Exercise directions: Give all of the lines again exactly as they read.
--- START OF Data rows ---
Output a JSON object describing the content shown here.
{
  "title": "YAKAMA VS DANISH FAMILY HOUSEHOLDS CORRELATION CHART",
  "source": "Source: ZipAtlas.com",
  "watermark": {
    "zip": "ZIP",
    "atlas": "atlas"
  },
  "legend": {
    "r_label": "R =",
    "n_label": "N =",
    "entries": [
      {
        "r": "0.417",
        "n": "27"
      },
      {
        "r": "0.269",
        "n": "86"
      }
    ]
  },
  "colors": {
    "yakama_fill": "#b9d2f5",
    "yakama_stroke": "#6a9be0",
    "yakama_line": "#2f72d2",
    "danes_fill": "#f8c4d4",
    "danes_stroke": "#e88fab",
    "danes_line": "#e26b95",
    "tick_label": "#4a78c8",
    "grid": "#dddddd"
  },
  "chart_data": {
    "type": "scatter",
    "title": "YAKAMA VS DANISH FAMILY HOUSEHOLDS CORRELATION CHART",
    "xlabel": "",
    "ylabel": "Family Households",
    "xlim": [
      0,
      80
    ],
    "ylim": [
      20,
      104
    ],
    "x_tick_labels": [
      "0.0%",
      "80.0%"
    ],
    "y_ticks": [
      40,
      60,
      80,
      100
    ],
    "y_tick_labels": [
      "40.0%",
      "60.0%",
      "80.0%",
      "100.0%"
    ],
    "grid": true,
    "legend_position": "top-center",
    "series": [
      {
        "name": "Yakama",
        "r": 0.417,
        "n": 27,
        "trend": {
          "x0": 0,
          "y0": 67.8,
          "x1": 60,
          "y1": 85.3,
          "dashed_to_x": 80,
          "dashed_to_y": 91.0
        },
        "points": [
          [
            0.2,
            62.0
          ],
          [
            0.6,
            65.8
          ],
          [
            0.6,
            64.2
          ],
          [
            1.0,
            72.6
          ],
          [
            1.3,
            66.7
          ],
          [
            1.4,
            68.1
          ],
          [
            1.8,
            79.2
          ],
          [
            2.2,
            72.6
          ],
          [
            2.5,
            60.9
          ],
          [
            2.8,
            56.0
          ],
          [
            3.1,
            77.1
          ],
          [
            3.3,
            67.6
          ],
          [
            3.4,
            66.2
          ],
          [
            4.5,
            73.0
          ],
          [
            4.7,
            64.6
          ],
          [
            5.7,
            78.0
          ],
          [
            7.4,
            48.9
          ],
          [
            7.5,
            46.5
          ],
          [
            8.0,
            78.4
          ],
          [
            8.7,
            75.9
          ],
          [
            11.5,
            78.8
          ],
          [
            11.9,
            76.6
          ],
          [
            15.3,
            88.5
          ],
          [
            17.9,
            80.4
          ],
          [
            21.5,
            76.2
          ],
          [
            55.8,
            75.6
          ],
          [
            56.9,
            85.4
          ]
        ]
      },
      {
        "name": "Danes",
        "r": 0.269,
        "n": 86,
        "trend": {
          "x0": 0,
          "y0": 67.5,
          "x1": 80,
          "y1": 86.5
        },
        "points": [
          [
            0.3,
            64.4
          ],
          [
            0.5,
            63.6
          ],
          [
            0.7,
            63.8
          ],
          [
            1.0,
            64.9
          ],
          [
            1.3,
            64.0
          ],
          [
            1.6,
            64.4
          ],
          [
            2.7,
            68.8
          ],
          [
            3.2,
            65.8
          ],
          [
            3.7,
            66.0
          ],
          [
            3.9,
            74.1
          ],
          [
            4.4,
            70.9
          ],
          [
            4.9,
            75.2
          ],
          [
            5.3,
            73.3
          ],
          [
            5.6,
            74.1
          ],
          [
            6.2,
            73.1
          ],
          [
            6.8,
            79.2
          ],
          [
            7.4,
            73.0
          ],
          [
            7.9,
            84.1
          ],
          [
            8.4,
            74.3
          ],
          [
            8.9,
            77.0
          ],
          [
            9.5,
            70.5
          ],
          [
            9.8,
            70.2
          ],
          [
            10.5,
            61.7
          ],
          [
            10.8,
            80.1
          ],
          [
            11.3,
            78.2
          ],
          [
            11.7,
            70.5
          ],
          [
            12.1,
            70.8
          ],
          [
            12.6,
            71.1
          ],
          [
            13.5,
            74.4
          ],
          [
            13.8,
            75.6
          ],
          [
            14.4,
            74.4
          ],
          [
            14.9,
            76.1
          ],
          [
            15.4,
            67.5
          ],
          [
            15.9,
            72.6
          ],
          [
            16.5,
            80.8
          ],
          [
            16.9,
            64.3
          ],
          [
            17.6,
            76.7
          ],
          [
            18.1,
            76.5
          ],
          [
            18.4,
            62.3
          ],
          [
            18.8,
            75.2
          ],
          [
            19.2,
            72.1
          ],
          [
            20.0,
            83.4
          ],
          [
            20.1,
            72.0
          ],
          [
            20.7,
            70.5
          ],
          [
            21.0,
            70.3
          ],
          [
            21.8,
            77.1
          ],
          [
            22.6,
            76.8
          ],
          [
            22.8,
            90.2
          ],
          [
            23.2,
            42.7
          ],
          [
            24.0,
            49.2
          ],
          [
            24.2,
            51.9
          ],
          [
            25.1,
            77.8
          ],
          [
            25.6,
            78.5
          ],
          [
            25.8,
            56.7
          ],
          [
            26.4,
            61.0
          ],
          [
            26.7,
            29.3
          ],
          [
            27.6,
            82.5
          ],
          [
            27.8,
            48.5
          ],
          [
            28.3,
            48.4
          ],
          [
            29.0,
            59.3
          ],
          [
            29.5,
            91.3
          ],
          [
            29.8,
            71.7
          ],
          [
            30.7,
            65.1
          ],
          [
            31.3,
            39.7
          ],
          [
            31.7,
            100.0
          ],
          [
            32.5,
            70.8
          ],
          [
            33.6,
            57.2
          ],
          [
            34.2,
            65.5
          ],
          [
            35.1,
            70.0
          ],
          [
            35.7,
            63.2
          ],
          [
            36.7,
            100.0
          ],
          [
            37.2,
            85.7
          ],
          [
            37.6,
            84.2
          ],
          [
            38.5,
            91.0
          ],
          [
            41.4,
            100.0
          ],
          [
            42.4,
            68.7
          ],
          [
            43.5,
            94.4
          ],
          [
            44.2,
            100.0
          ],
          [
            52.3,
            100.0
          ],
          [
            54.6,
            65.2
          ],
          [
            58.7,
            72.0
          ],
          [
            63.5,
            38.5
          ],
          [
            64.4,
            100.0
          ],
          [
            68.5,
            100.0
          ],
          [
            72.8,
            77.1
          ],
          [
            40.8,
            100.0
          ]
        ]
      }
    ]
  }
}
--- END OF Data rows ---
Solution:
Output a JSON object describing the content shown here.
{
  "title": "YAKAMA VS DANISH FAMILY HOUSEHOLDS CORRELATION CHART",
  "source": "Source: ZipAtlas.com",
  "watermark": {
    "zip": "ZIP",
    "atlas": "atlas"
  },
  "legend": {
    "r_label": "R =",
    "n_label": "N =",
    "entries": [
      {
        "r": "0.417",
        "n": "27"
      },
      {
        "r": "0.269",
        "n": "86"
      }
    ]
  },
  "colors": {
    "yakama_fill": "#b9d2f5",
    "yakama_stroke": "#6a9be0",
    "yakama_line": "#2f72d2",
    "danes_fill": "#f8c4d4",
    "danes_stroke": "#e88fab",
    "danes_line": "#e26b95",
    "tick_label": "#4a78c8",
    "grid": "#dddddd"
  },
  "chart_data": {
    "type": "scatter",
    "title": "YAKAMA VS DANISH FAMILY HOUSEHOLDS CORRELATION CHART",
    "xlabel": "",
    "ylabel": "Family Households",
    "xlim": [
      0,
      80
    ],
    "ylim": [
      20,
      104
    ],
    "x_tick_labels": [
      "0.0%",
      "80.0%"
    ],
    "y_ticks": [
      40,
      60,
      80,
      100
    ],
    "y_tick_labels": [
      "40.0%",
      "60.0%",
      "80.0%",
      "100.0%"
    ],
    "grid": true,
    "legend_position": "top-center",
    "series": [
      {
        "name": "Yakama",
        "r": 0.417,
        "n": 27,
        "trend": {
          "x0": 0,
          "y0": 67.8,
          "x1": 60,
          "y1": 85.3,
          "dashed_to_x": 80,
          "dashed_to_y": 91.0
        },
        "points": [
          [
            0.2,
            62.0
          ],
          [
            0.6,
            65.8
          ],
          [
            0.6,
            64.2
          ],
          [
            1.0,
            72.6
          ],
          [
            1.3,
            66.7
          ],
          [
            1.4,
            68.1
          ],
          [
            1.8,
            79.2
          ],
          [
            2.2,
            72.6
          ],
          [
            2.5,
            60.9
          ],
          [
            2.8,
            56.0
          ],
          [
            3.1,
            77.1
          ],
          [
            3.3,
            67.6
          ],
          [
            3.4,
            66.2
          ],
          [
            4.5,
            73.0
          ],
          [
            4.7,
            64.6
          ],
          [
            5.7,
            78.0
          ],
          [
            7.4,
            48.9
          ],
          [
            7.5,
            46.5
          ],
          [
            8.0,
            78.4
          ],
          [
            8.7,
            75.9
          ],
          [
            11.5,
            78.8
          ],
          [
            11.9,
            76.6
          ],
          [
            15.3,
            88.5
          ],
          [
            17.9,
            80.4
          ],
          [
            21.5,
            76.2
          ],
          [
            55.8,
            75.6
          ],
          [
            56.9,
            85.4
          ]
        ]
      },
      {
        "name": "Danes",
        "r": 0.269,
        "n": 86,
        "trend": {
          "x0": 0,
          "y0": 67.5,
          "x1": 80,
          "y1": 86.5
        },
        "points": [
          [
            0.3,
            64.4
          ],
          [
            0.5,
            63.6
          ],
          [
            0.7,
            63.8
          ],
          [
            1.0,
            64.9
          ],
          [
            1.3,
            64.0
          ],
          [
            1.6,
            64.4
          ],
          [
            2.7,
            68.8
          ],
          [
            3.2,
            65.8
          ],
          [
            3.7,
            66.0
          ],
          [
            3.9,
            74.1
          ],
          [
            4.4,
            70.9
          ],
          [
            4.9,
            75.2
          ],
          [
            5.3,
            73.3
          ],
          [
            5.6,
            74.1
          ],
          [
            6.2,
            73.1
          ],
          [
            6.8,
            79.2
          ],
          [
            7.4,
            73.0
          ],
          [
            7.9,
            84.1
          ],
          [
            8.4,
            74.3
          ],
          [
            8.9,
            77.0
          ],
          [
            9.5,
            70.5
          ],
          [
            9.8,
            70.2
          ],
          [
            10.5,
            61.7
          ],
          [
            10.8,
            80.1
          ],
          [
            11.3,
            78.2
          ],
          [
            11.7,
            70.5
          ],
          [
            12.1,
            70.8
          ],
          [
            12.6,
            71.1
          ],
          [
            13.5,
            74.4
          ],
          [
            13.8,
            75.6
          ],
          [
            14.4,
            74.4
          ],
          [
            14.9,
            76.1
          ],
          [
            15.4,
            67.5
          ],
          [
            15.9,
            72.6
          ],
          [
            16.5,
            80.8
          ],
          [
            16.9,
            64.3
          ],
          [
            17.6,
            76.7
          ],
          [
            18.1,
            76.5
          ],
          [
            18.4,
            62.3
          ],
          [
            18.8,
            75.2
          ],
          [
            19.2,
            72.1
          ],
          [
            20.0,
            83.4
          ],
          [
            20.1,
            72.0
          ],
          [
            20.7,
            70.5
          ],
          [
            21.0,
            70.3
          ],
          [
            21.8,
            77.1
          ],
          [
            22.6,
            76.8
          ],
          [
            22.8,
            90.2
          ],
          [
            23.2,
            42.7
          ],
          [
            24.0,
            49.2
          ],
          [
            24.2,
            51.9
          ],
          [
            25.1,
            77.8
          ],
          [
            25.6,
            78.5
          ],
          [
            25.8,
            56.7
          ],
          [
            26.4,
            61.0
          ],
          [
            26.7,
            29.3
          ],
          [
            27.6,
            82.5
          ],
          [
            27.8,
            48.5
          ],
          [
            28.3,
            48.4
          ],
          [
            29.0,
            59.3
          ],
          [
            29.5,
            91.3
          ],
          [
            29.8,
            71.7
          ],
          [
            30.7,
            65.1
          ],
          [
            31.3,
            39.7
          ],
          [
            31.7,
            100.0
          ],
          [
            32.5,
            70.8
          ],
          [
            33.6,
            57.2
          ],
          [
            34.2,
            65.5
          ],
          [
            35.1,
            70.0
          ],
          [
            35.7,
            63.2
          ],
          [
            36.7,
            100.0
          ],
          [
            37.2,
            85.7
          ],
          [
            37.6,
            84.2
          ],
          [
            38.5,
            91.0
          ],
          [
            41.4,
            100.0
          ],
          [
            42.4,
            68.7
          ],
          [
            43.5,
            94.4
          ],
          [
            44.2,
            100.0
          ],
          [
            52.3,
            100.0
          ],
          [
            54.6,
            65.2
          ],
          [
            58.7,
            72.0
          ],
          [
            63.5,
            38.5
          ],
          [
            64.4,
            100.0
          ],
          [
            68.5,
            100.0
          ],
          [
            72.8,
            77.1
          ],
          [
            40.8,
            100.0
          ]
        ]
      }
    ]
  }
}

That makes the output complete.